### WHAT THIS TASK INVOLVES:
Give only the number of lines where "GOES" occurs.

(Collected data entries)

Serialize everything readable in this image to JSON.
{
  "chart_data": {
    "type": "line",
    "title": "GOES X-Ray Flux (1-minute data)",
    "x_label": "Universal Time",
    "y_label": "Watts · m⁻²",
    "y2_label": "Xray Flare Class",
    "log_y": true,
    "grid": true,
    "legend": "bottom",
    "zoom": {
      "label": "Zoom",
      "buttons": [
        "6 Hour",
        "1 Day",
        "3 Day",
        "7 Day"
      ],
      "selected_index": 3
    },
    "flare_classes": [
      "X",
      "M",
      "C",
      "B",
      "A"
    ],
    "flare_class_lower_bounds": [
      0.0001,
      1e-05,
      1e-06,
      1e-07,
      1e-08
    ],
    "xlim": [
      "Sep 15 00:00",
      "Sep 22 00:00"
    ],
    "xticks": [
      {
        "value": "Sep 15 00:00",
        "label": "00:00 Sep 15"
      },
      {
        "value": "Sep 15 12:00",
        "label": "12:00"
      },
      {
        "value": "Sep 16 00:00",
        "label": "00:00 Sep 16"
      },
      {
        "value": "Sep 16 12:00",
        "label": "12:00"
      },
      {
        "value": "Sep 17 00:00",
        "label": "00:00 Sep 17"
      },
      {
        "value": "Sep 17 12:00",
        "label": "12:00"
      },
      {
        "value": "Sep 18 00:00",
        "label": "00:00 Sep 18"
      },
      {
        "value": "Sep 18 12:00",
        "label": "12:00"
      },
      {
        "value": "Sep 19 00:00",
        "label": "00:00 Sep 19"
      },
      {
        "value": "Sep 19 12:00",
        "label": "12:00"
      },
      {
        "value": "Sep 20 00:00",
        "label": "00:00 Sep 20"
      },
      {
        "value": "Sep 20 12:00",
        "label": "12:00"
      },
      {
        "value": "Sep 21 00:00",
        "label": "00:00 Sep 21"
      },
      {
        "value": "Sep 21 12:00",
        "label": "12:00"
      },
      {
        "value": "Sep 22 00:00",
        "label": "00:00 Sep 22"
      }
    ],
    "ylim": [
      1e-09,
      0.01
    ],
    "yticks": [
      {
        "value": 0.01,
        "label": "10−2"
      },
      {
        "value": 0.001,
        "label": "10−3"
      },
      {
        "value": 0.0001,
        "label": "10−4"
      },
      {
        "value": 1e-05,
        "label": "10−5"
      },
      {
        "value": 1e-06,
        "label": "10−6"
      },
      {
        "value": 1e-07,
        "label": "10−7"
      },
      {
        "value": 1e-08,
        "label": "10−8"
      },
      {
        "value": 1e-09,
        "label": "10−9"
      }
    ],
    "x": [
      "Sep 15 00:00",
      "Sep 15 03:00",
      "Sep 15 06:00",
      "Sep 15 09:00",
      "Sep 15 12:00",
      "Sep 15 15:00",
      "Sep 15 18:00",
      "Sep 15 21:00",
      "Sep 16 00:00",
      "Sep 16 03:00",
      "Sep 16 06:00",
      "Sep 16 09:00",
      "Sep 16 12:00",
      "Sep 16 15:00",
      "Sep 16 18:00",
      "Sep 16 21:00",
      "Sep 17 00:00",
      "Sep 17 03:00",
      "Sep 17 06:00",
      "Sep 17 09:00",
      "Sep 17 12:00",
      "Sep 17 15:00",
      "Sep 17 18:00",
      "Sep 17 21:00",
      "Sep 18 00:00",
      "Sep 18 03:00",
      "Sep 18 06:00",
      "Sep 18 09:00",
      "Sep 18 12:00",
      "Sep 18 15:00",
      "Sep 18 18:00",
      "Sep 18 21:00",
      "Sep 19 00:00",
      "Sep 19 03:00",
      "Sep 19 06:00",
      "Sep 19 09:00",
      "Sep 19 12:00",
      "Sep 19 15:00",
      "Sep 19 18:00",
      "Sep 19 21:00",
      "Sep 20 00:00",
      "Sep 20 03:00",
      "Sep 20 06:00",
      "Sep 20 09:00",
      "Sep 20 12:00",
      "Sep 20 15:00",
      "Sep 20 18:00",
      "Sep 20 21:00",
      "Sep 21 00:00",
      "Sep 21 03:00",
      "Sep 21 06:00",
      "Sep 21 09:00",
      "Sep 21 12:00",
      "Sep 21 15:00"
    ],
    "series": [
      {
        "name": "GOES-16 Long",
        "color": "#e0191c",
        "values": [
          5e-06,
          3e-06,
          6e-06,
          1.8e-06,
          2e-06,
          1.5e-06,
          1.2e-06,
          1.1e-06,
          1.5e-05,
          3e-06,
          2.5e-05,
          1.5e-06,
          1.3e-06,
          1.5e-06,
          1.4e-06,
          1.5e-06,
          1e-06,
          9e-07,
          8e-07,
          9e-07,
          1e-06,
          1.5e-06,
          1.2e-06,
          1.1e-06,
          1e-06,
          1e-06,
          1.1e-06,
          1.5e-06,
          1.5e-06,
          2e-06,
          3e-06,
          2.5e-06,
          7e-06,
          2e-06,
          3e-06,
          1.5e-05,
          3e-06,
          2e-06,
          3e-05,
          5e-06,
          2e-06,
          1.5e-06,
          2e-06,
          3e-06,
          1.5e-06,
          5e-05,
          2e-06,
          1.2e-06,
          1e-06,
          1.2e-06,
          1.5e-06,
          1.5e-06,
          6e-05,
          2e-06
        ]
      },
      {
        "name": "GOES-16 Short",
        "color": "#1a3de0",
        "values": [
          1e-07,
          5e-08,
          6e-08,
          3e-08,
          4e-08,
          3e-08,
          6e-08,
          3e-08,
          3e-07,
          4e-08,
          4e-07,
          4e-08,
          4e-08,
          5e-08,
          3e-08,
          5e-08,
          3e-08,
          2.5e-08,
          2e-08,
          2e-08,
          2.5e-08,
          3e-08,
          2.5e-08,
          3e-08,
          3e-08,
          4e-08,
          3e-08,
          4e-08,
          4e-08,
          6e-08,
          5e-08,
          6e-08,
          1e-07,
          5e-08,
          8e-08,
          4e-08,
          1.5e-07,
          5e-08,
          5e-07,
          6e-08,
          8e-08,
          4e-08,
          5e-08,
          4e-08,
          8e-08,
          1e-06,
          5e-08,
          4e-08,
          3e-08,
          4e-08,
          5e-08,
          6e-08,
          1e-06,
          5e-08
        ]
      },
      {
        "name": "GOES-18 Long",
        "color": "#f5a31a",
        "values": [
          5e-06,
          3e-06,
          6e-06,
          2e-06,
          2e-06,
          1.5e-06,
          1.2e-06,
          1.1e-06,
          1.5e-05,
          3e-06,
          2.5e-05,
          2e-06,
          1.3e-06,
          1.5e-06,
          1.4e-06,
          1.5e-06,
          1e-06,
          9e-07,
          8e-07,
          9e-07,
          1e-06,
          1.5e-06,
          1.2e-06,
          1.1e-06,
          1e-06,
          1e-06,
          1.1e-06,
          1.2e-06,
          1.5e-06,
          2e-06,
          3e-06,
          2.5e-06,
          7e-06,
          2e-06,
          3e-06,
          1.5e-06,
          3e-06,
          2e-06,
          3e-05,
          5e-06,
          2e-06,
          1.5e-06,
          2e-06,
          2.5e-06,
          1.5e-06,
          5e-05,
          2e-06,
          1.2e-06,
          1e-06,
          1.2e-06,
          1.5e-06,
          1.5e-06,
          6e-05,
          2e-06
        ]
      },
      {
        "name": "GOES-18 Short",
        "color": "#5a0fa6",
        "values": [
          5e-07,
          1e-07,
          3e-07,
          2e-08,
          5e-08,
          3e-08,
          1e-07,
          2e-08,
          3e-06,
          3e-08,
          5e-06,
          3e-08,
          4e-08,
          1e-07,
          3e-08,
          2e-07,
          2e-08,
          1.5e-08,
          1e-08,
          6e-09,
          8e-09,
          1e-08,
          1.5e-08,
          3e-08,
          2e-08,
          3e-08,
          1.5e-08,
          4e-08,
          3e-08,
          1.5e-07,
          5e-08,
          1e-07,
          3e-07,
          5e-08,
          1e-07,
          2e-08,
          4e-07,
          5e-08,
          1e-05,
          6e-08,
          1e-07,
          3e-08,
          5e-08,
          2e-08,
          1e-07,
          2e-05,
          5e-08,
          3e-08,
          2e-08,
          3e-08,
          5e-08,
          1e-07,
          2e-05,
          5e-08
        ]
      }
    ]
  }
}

### EXPECTED OUTPUT:
5